**Task directions**
State the number of lines in these records holding "this". Say nothing more.

**Material**
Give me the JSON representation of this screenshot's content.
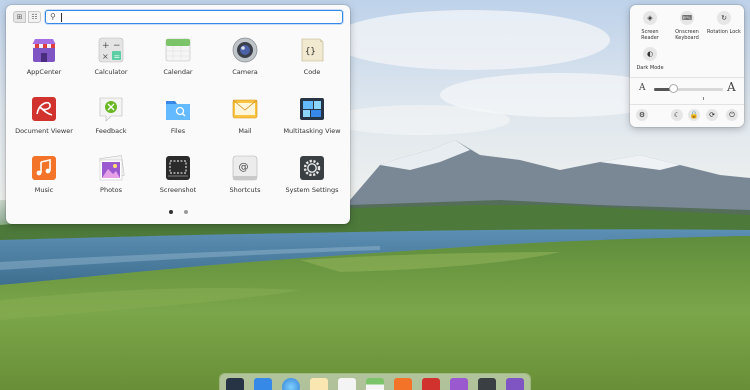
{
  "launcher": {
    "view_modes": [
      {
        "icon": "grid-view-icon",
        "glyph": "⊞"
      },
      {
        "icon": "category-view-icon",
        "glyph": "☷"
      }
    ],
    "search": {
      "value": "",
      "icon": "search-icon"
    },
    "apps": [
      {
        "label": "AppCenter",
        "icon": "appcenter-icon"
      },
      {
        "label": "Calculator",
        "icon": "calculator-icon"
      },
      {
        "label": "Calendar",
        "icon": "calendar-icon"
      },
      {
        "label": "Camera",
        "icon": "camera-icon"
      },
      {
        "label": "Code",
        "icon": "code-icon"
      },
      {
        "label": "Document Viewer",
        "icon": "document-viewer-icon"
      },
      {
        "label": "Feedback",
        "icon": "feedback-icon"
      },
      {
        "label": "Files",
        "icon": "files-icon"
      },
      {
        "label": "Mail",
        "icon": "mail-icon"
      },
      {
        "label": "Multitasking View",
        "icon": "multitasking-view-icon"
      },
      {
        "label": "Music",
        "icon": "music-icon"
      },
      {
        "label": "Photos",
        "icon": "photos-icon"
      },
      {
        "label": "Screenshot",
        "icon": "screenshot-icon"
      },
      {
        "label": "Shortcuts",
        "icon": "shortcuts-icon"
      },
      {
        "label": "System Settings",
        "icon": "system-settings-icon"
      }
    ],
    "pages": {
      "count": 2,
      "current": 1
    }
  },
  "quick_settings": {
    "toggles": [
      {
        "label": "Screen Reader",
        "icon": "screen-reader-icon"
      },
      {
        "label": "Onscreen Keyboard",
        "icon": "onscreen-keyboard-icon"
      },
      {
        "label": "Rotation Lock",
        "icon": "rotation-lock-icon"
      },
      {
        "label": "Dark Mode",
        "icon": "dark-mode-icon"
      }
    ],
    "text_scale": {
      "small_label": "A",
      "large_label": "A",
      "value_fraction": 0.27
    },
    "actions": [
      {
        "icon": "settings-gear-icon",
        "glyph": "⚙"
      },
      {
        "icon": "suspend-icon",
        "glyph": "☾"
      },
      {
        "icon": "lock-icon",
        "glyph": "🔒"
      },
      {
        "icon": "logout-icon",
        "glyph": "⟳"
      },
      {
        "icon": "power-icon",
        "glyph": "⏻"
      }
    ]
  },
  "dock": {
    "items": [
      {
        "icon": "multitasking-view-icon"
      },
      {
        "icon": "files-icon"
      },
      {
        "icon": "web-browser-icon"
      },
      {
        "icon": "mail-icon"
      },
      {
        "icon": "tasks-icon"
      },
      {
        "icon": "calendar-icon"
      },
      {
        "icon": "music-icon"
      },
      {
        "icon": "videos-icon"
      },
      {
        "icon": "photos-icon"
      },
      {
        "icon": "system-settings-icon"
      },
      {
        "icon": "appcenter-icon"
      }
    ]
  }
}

...

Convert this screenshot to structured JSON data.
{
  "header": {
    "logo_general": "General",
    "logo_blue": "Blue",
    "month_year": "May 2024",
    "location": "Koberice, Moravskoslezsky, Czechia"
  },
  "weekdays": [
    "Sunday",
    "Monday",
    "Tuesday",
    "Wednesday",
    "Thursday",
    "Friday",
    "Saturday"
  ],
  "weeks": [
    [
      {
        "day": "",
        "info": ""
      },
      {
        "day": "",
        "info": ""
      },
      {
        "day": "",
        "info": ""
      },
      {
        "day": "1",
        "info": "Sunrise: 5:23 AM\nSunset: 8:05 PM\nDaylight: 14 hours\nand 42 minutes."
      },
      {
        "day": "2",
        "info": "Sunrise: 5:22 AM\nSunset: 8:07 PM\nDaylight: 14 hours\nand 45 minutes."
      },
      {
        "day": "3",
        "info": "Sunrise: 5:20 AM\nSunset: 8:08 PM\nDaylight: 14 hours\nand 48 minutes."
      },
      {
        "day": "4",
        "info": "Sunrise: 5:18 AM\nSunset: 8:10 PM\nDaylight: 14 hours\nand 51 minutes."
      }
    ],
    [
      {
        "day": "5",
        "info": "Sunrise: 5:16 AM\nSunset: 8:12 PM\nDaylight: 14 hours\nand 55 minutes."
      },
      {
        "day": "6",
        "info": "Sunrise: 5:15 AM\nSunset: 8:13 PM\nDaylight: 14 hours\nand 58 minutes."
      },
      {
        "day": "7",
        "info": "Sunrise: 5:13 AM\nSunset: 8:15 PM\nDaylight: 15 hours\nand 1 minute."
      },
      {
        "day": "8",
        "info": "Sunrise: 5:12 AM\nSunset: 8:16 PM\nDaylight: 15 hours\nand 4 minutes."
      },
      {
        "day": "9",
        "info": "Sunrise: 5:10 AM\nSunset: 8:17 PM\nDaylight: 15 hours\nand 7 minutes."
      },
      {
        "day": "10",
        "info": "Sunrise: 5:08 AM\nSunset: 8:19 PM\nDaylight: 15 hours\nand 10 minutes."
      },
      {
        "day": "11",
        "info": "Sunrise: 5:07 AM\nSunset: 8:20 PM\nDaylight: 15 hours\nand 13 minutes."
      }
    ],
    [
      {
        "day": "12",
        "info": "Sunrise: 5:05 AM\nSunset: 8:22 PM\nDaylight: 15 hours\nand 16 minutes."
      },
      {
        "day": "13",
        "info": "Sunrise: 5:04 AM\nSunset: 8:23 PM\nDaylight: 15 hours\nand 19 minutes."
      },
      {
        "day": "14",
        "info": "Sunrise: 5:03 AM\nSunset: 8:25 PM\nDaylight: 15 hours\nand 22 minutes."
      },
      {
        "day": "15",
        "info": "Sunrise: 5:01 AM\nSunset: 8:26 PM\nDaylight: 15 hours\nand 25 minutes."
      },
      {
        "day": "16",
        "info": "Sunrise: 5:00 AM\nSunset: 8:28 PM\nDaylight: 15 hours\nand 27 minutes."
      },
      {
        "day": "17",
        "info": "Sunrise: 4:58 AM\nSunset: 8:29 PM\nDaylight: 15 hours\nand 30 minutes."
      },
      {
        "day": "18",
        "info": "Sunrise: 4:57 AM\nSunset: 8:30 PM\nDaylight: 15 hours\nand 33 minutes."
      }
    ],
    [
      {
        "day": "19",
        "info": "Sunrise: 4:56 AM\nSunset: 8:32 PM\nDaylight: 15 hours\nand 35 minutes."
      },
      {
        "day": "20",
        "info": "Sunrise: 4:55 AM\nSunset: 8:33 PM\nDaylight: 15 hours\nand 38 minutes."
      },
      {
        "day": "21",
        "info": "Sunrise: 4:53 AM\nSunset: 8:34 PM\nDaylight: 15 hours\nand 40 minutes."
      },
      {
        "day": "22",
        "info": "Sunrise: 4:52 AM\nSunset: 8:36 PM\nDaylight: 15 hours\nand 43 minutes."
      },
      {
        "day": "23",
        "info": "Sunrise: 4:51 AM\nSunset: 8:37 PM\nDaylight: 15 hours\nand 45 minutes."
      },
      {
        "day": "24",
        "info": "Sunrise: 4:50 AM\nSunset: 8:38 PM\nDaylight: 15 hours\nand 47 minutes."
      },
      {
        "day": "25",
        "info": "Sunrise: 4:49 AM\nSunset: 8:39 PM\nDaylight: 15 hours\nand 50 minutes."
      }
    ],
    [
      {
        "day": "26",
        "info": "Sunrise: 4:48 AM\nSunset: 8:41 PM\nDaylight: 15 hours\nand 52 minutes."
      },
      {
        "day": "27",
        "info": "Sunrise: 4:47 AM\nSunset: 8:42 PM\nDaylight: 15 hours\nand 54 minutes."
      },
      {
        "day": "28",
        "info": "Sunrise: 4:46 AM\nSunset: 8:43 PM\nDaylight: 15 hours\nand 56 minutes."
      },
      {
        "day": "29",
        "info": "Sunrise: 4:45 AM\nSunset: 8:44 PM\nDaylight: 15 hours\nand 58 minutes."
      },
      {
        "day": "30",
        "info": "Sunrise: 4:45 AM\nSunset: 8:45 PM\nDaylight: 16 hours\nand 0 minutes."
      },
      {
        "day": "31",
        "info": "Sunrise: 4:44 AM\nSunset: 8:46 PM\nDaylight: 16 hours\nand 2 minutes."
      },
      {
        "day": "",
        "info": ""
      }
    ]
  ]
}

**Task output**
2